#### Task to complete:
Search the data for the string "فقال" and extract every line where it appears.

Extracted data entries
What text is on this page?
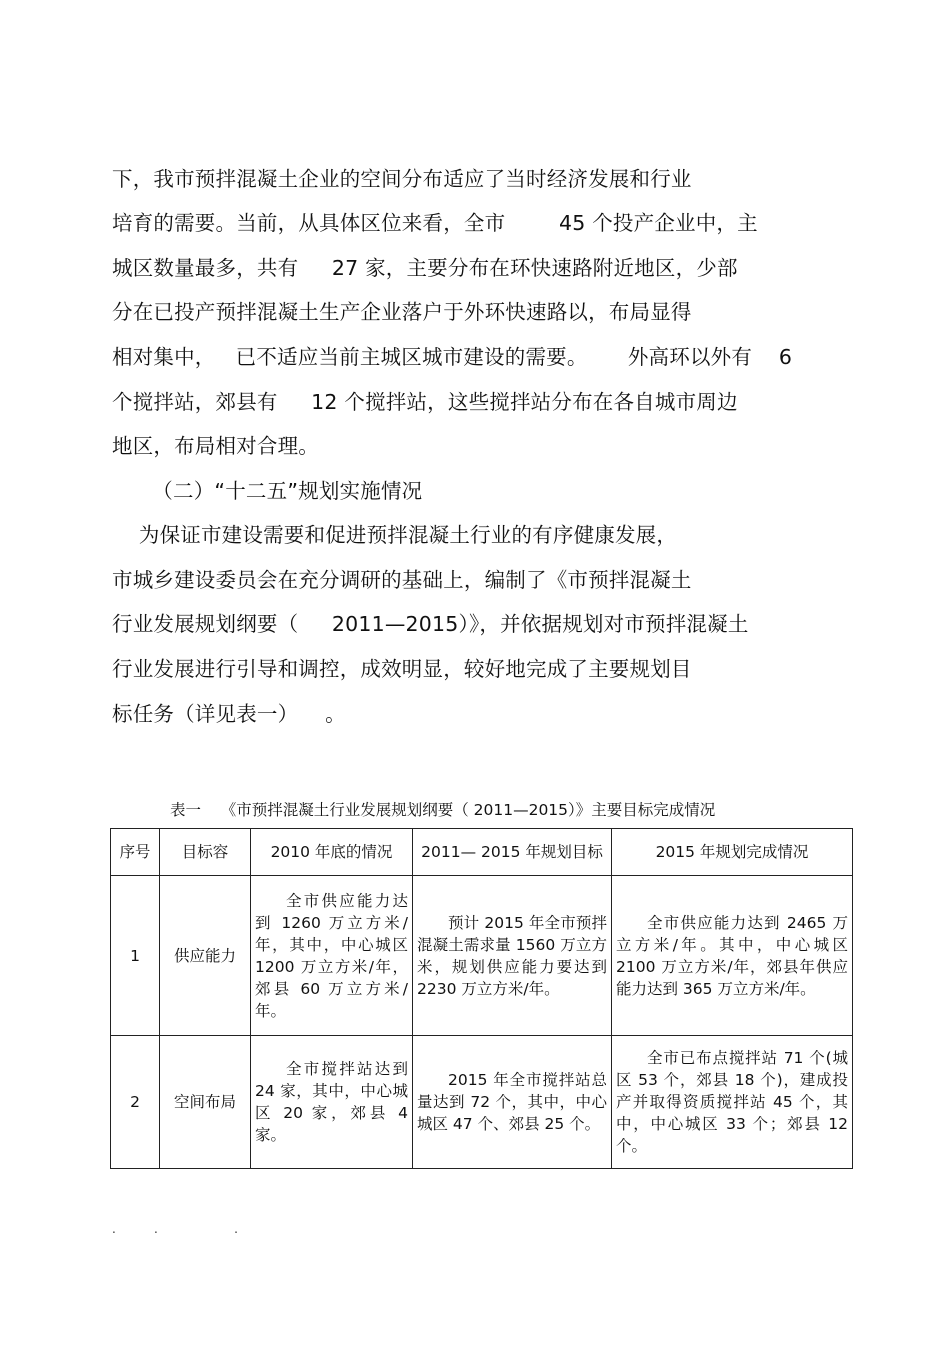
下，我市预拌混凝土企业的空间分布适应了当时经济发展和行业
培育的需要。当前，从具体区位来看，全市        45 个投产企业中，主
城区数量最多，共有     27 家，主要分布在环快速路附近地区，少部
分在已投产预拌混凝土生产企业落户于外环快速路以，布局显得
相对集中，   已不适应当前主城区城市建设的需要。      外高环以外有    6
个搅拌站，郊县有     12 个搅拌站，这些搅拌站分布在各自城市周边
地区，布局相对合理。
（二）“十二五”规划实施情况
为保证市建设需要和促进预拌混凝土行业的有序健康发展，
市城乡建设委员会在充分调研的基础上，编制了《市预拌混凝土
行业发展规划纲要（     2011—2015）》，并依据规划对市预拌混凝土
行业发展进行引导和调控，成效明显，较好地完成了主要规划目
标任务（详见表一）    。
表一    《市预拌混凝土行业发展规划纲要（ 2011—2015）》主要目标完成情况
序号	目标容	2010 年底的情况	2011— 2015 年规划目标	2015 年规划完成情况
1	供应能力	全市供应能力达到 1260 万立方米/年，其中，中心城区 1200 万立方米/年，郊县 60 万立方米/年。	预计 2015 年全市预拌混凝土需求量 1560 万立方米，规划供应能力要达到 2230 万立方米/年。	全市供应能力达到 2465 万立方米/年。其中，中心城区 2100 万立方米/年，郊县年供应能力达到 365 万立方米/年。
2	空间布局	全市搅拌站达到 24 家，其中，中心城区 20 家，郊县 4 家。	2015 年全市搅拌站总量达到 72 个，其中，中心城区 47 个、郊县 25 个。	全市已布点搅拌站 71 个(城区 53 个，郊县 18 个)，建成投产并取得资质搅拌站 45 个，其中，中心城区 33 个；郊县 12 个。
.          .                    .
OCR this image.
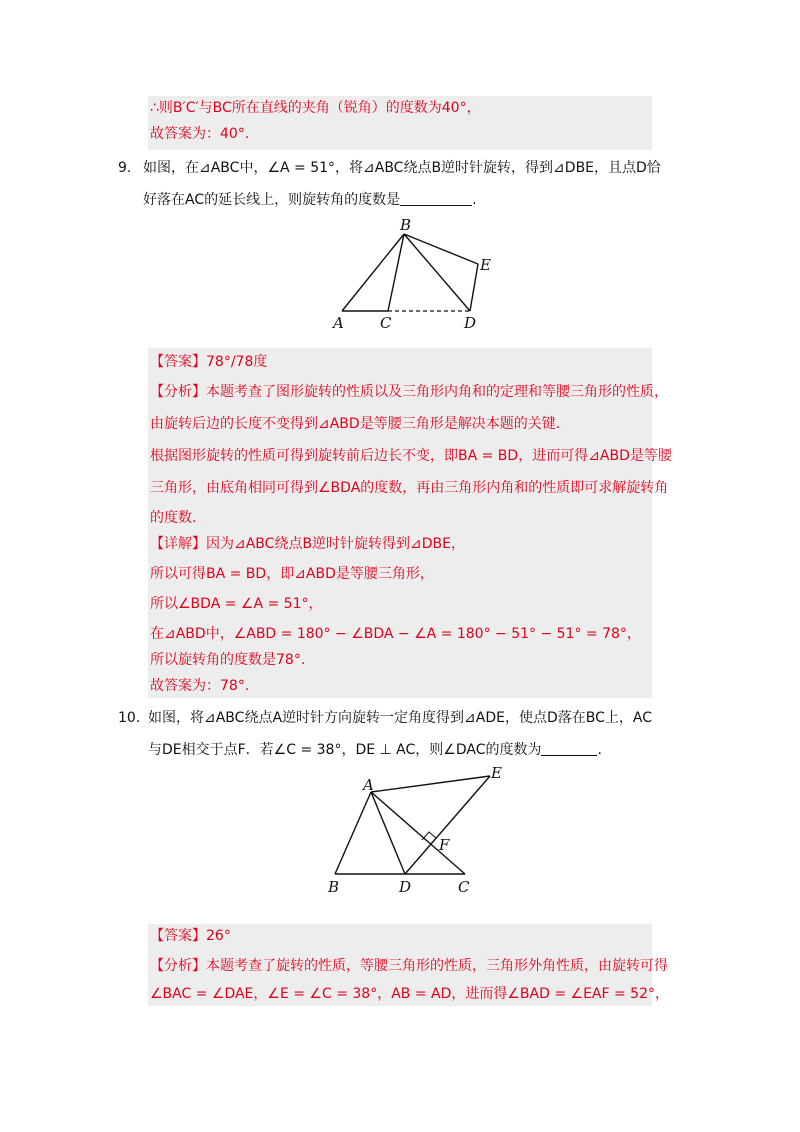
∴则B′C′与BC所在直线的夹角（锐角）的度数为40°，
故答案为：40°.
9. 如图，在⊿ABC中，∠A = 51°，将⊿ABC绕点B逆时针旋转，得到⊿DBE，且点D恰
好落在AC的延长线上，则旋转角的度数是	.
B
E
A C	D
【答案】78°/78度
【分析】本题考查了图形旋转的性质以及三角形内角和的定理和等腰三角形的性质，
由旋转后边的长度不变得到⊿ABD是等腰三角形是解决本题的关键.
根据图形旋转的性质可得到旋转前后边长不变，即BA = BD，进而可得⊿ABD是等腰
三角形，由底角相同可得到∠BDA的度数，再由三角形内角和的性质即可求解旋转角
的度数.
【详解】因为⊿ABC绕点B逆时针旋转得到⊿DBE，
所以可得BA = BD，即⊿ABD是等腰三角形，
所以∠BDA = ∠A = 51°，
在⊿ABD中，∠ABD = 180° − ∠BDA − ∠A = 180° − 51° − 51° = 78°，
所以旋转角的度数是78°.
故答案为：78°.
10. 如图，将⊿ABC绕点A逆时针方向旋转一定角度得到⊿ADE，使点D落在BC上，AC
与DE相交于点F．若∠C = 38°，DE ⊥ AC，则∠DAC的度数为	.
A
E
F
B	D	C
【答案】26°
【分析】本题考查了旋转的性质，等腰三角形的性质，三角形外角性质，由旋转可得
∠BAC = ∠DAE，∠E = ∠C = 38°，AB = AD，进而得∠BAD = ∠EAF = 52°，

--

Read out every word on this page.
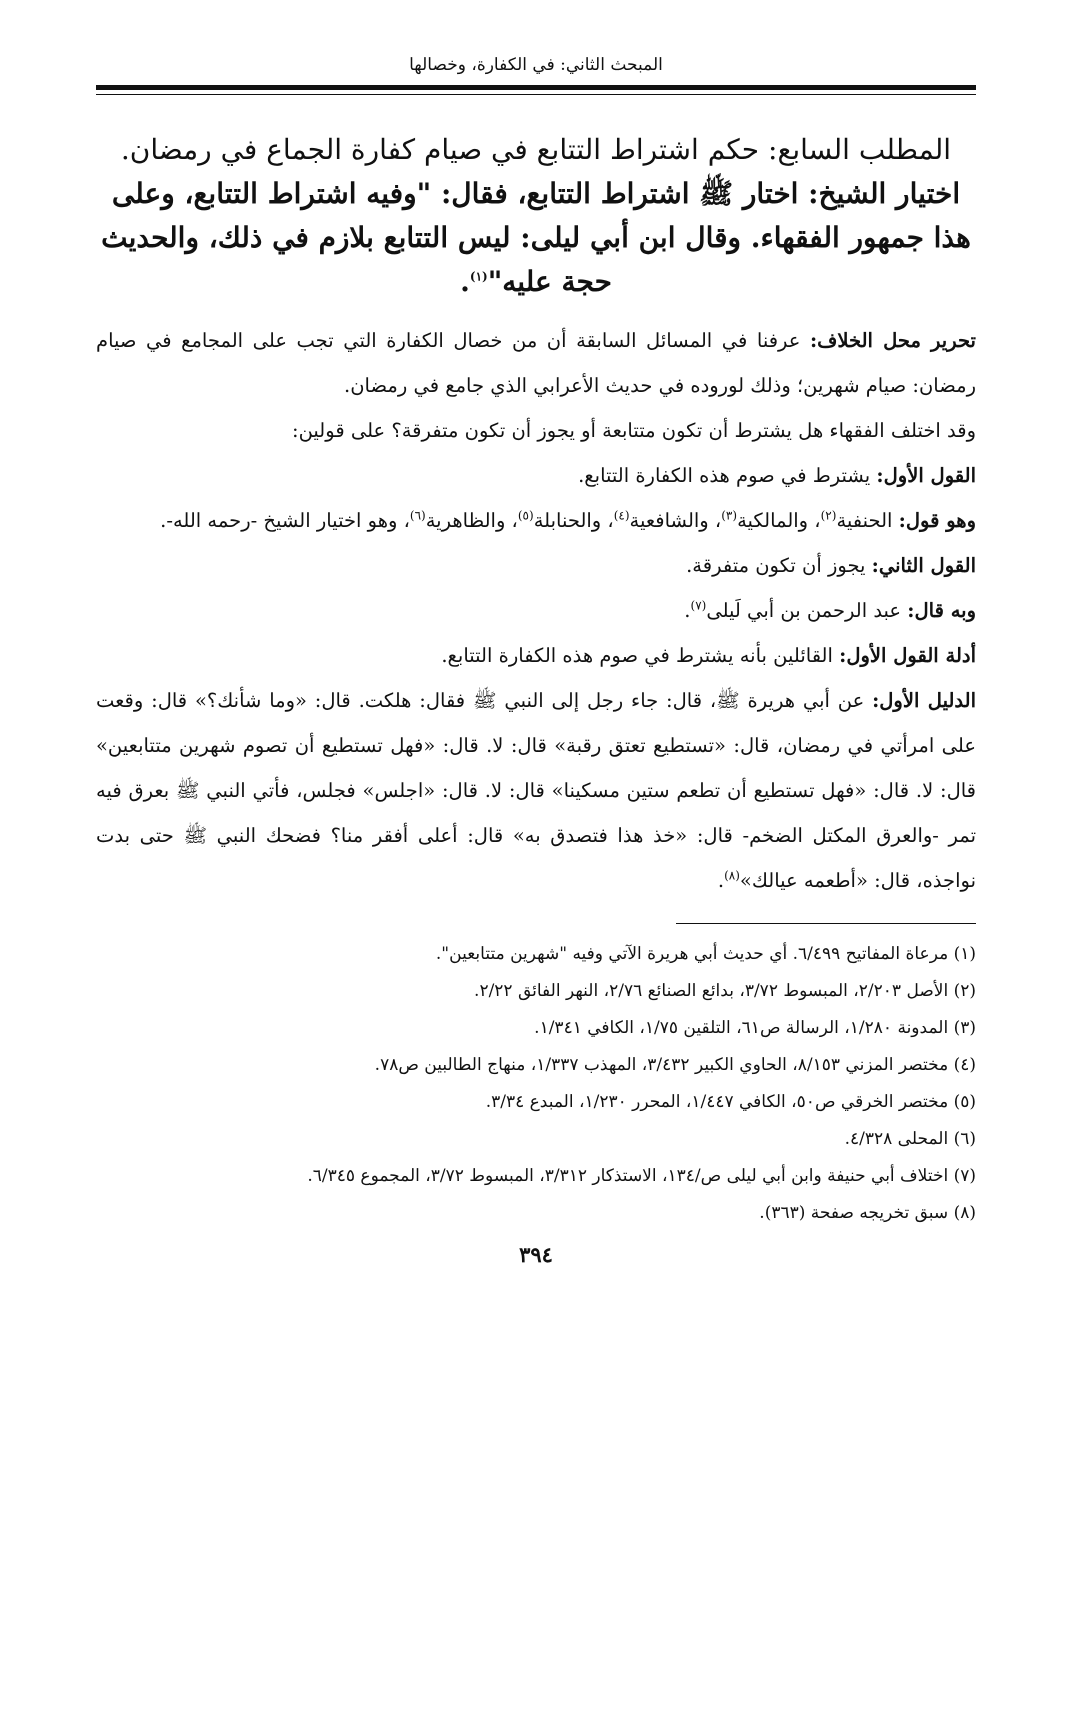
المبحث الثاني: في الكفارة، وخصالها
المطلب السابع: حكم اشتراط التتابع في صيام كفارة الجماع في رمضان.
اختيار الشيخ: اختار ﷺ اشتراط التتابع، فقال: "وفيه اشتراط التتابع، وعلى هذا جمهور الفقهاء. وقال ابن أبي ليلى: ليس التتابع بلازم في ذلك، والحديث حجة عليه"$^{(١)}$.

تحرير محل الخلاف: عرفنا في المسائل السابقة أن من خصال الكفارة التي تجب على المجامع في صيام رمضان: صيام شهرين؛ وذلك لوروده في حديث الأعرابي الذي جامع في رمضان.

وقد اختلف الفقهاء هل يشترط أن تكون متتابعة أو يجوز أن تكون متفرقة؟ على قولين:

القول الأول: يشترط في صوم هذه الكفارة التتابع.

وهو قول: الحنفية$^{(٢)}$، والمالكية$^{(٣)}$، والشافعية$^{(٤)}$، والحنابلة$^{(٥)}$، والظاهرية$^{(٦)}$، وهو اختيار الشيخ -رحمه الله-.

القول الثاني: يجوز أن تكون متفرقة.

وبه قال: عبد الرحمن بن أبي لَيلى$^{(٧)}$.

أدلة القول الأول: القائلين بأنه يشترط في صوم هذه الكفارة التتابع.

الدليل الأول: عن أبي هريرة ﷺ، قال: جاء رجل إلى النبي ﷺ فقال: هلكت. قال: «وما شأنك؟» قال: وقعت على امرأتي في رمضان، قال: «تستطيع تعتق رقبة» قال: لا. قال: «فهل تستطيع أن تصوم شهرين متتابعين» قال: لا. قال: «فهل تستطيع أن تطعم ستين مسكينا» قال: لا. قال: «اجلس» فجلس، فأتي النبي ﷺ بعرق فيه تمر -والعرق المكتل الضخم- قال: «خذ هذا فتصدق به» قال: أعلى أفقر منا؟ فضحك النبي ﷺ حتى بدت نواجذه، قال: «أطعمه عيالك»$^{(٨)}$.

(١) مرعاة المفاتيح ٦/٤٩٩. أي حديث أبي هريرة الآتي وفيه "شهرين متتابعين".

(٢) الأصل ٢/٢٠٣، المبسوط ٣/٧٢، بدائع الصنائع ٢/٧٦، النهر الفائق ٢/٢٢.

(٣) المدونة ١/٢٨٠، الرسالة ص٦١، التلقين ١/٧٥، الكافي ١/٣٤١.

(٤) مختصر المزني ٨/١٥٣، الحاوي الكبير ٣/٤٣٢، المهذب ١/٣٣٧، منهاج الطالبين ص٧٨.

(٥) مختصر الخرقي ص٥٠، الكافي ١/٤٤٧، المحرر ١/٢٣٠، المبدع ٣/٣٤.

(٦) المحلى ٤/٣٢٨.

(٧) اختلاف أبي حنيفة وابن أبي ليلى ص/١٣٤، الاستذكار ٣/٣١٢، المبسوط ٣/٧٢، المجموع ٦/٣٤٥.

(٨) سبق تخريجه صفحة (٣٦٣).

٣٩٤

#### Finished answer:
اختيار الشيخ: اختار ﷺ اشتراط التتابع، فقال: "وفيه اشتراط التتابع، وعلى هذا جمهور الفقهاء. وقال ابن أبي ليلى: ليس التتابع بلازم في ذلك، والحديث حجة عليه"$^{(١)}$.
الدليل الأول: عن أبي هريرة ﷺ، قال: جاء رجل إلى النبي ﷺ فقال: هلكت. قال: «وما شأنك؟» قال: وقعت على امرأتي في رمضان، قال: «تستطيع تعتق رقبة» قال: لا. قال: «فهل تستطيع أن تصوم شهرين متتابعين» قال: لا. قال: «فهل تستطيع أن تطعم ستين مسكينا» قال: لا. قال: «اجلس» فجلس، فأتي النبي ﷺ بعرق فيه تمر -والعرق المكتل الضخم- قال: «خذ هذا فتصدق به» قال: أعلى أفقر منا؟ فضحك النبي ﷺ حتى بدت نواجذه، قال: «أطعمه عيالك»$^{(٨)}$.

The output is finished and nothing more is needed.